[Start Records shown]
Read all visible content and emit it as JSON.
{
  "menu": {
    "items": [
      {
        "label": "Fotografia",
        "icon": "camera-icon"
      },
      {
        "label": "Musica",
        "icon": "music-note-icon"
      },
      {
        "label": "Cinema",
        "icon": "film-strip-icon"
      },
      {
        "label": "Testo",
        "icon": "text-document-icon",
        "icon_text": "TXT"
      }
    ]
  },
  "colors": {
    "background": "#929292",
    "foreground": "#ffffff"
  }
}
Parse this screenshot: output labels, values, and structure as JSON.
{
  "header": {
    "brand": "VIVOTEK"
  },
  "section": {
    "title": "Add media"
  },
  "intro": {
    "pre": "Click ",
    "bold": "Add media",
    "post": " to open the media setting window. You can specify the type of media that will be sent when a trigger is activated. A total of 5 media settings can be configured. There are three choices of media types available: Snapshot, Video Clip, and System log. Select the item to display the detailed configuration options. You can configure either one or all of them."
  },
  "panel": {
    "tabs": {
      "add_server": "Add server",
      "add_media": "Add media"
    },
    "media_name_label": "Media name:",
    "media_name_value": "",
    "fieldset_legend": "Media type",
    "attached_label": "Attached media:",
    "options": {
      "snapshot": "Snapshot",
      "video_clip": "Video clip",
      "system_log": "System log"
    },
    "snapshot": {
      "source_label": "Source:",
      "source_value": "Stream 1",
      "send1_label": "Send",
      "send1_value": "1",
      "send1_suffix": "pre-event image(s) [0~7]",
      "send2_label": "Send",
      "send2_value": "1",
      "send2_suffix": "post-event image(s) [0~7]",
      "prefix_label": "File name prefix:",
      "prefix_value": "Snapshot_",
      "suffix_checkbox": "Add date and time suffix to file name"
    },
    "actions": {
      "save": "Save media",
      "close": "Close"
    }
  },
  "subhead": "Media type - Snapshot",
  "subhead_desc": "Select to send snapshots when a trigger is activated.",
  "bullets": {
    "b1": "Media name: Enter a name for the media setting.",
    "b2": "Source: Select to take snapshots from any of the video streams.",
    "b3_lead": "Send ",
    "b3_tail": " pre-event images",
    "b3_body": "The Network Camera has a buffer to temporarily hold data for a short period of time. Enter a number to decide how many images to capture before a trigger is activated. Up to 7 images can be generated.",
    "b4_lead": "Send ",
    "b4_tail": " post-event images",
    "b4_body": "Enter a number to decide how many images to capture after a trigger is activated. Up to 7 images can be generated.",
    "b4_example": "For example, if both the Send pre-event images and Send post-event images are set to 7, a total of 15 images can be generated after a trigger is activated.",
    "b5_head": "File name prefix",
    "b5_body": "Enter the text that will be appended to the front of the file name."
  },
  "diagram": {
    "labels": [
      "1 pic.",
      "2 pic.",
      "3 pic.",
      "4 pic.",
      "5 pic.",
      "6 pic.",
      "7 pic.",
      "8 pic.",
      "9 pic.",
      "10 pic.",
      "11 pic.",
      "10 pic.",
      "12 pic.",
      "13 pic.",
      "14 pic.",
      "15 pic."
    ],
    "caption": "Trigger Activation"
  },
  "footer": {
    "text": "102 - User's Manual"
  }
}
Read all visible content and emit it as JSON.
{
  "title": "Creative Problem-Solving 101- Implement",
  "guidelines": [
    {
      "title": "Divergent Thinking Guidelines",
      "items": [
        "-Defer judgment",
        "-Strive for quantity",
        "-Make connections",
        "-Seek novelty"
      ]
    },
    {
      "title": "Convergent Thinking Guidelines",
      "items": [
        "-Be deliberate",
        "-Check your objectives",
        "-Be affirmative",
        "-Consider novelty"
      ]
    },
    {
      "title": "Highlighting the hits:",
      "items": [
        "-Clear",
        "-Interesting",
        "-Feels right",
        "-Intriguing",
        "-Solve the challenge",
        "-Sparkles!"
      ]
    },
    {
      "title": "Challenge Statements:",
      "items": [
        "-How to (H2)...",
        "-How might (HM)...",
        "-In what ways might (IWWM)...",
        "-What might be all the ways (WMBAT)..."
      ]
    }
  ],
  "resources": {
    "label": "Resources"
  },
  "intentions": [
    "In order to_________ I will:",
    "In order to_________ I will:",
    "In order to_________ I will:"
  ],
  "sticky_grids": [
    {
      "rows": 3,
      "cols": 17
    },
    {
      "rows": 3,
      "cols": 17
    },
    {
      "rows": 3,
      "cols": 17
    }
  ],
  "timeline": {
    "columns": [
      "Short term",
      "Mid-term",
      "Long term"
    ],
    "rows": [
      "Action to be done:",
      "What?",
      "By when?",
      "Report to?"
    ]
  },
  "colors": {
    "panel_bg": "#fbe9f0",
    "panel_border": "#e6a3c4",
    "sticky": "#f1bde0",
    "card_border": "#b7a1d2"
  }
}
[End Records shown]
__What you will do__. Each line that holds the word "images" should be extracted from the records.

__Answer below__.
    "b3_tail": " pre-event images",
    "b3_body": "The Network Camera has a buffer to temporarily hold data for a short period of time. Enter a number to decide how many images to capture before a trigger is activated. Up to 7 images can be generated.",
    "b4_tail": " post-event images",
    "b4_body": "Enter a number to decide how many images to capture after a trigger is activated. Up to 7 images can be generated.",
    "b4_example": "For example, if both the Send pre-event images and Send post-event images are set to 7, a total of 15 images can be generated after a trigger is activated.",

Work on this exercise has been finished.